■ Aim
In the data below, find every line with the string "name" and pull it out.

■ Provided material
-------
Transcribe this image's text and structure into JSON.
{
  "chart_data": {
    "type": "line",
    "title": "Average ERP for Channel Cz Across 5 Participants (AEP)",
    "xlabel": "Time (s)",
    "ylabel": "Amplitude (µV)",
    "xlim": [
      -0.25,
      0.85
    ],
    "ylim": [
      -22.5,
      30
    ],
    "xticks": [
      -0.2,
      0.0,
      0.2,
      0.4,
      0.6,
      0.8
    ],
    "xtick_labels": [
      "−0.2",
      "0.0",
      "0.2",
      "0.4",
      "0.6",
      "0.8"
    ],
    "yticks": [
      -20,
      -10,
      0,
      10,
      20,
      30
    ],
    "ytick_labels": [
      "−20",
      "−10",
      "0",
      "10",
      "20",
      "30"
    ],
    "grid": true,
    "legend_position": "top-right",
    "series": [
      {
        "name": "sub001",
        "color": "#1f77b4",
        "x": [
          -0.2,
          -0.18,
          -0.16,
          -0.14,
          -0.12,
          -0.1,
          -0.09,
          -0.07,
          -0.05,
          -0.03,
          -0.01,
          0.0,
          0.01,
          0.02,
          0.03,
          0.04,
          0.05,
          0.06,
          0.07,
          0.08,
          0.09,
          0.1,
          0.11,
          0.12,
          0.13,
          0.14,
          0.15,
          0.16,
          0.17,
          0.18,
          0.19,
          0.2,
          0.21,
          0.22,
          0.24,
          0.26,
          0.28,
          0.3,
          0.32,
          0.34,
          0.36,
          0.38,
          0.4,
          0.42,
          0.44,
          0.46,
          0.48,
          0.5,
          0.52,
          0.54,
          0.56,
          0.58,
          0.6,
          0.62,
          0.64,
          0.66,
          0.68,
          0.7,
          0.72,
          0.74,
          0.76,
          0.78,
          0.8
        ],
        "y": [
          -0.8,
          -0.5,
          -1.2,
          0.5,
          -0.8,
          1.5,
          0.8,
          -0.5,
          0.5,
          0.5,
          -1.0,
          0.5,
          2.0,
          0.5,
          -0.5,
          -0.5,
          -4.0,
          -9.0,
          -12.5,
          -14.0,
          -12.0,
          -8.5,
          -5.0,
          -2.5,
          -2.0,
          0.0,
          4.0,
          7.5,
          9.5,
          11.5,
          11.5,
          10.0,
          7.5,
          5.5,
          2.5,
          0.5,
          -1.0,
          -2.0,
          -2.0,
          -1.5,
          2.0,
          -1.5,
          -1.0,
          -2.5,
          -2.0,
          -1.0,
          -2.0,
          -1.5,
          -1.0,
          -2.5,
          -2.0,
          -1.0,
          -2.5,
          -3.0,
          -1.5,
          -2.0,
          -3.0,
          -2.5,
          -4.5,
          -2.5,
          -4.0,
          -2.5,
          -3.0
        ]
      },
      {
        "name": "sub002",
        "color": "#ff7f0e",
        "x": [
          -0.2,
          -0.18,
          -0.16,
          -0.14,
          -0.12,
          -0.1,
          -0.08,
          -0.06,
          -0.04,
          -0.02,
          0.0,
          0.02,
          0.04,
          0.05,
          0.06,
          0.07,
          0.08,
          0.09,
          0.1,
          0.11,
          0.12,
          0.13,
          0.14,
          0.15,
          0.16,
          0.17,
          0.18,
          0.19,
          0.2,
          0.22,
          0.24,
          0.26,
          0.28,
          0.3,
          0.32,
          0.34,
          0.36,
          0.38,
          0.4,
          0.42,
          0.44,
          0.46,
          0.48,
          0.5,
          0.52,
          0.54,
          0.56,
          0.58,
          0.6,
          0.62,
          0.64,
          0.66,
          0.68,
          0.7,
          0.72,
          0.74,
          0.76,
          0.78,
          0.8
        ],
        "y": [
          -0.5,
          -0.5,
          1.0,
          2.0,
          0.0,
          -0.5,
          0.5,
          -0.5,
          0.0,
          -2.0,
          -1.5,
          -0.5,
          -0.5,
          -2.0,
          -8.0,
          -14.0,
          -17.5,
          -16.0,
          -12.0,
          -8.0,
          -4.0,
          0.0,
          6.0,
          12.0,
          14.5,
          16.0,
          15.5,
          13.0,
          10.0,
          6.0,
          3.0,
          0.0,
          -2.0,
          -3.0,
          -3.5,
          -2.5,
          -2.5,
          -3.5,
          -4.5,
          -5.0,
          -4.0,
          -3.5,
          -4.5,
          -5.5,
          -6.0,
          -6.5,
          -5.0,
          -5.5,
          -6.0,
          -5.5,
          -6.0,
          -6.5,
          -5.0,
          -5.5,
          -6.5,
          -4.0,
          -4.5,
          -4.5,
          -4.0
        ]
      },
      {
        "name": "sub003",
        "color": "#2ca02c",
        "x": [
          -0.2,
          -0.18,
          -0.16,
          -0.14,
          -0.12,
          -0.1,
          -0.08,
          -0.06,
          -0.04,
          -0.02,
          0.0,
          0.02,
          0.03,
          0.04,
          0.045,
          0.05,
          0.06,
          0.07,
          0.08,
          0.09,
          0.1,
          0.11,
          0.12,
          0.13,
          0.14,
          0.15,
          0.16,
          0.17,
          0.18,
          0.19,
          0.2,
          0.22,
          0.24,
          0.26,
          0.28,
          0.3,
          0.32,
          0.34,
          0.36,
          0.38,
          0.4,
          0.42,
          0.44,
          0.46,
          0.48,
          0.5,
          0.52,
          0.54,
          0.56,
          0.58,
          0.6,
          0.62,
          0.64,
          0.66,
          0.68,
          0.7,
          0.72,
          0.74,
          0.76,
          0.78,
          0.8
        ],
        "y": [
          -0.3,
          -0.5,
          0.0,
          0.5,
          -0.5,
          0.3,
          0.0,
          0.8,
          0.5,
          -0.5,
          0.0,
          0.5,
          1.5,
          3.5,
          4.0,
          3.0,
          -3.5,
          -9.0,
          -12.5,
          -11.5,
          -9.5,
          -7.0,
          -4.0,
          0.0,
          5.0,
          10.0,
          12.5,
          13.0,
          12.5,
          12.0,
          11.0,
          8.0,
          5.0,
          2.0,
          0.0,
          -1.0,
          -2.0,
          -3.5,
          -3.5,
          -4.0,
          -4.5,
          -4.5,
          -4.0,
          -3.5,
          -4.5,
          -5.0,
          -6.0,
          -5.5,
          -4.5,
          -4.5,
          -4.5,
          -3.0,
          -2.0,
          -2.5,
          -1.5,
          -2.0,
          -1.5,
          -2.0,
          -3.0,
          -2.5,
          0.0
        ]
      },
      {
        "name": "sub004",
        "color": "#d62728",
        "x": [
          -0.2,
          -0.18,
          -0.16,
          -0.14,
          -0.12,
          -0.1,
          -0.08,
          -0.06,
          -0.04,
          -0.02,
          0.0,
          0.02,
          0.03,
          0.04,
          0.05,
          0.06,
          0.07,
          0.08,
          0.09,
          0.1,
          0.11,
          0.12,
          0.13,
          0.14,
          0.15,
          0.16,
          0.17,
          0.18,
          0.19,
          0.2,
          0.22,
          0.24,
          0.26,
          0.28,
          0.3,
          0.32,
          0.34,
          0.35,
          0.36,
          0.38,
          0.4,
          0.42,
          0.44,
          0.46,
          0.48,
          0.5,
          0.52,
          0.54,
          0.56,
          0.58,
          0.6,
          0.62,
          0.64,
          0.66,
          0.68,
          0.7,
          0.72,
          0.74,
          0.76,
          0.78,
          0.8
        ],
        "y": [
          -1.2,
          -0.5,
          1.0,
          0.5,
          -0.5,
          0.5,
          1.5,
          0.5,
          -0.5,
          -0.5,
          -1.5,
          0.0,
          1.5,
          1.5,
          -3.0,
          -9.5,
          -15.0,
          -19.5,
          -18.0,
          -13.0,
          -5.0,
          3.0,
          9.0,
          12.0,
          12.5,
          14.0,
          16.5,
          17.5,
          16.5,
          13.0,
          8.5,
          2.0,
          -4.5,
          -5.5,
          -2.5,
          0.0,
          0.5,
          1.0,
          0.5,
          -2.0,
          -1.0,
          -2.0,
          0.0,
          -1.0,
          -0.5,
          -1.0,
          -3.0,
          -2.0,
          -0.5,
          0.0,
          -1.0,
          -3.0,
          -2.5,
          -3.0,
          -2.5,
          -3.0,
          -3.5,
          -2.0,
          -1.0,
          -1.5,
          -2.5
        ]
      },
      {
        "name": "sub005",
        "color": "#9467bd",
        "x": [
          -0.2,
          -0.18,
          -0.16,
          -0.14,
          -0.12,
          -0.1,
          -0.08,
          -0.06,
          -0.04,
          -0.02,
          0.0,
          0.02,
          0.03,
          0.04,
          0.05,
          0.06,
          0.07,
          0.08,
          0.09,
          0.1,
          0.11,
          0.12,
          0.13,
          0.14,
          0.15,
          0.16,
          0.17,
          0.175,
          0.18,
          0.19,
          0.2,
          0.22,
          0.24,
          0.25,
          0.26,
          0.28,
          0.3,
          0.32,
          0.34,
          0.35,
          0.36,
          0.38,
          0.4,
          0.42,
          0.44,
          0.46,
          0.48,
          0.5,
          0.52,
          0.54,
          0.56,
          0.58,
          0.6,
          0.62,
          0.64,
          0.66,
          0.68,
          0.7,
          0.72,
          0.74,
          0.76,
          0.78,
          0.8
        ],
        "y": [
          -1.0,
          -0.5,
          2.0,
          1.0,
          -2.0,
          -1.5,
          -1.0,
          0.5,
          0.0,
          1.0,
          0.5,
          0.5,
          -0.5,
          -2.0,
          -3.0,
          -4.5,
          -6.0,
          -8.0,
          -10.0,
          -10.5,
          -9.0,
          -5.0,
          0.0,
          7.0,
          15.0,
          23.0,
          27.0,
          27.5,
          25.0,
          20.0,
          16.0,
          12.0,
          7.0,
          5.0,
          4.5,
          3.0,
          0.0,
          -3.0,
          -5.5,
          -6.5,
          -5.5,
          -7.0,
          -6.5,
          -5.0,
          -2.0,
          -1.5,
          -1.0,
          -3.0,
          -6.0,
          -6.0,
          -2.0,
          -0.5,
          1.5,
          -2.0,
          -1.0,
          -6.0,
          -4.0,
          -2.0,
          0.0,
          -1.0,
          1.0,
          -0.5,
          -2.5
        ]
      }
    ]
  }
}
-------
■ In response
        "name": "sub001",
        "name": "sub002",
        "name": "sub003",
        "name": "sub004",
        "name": "sub005",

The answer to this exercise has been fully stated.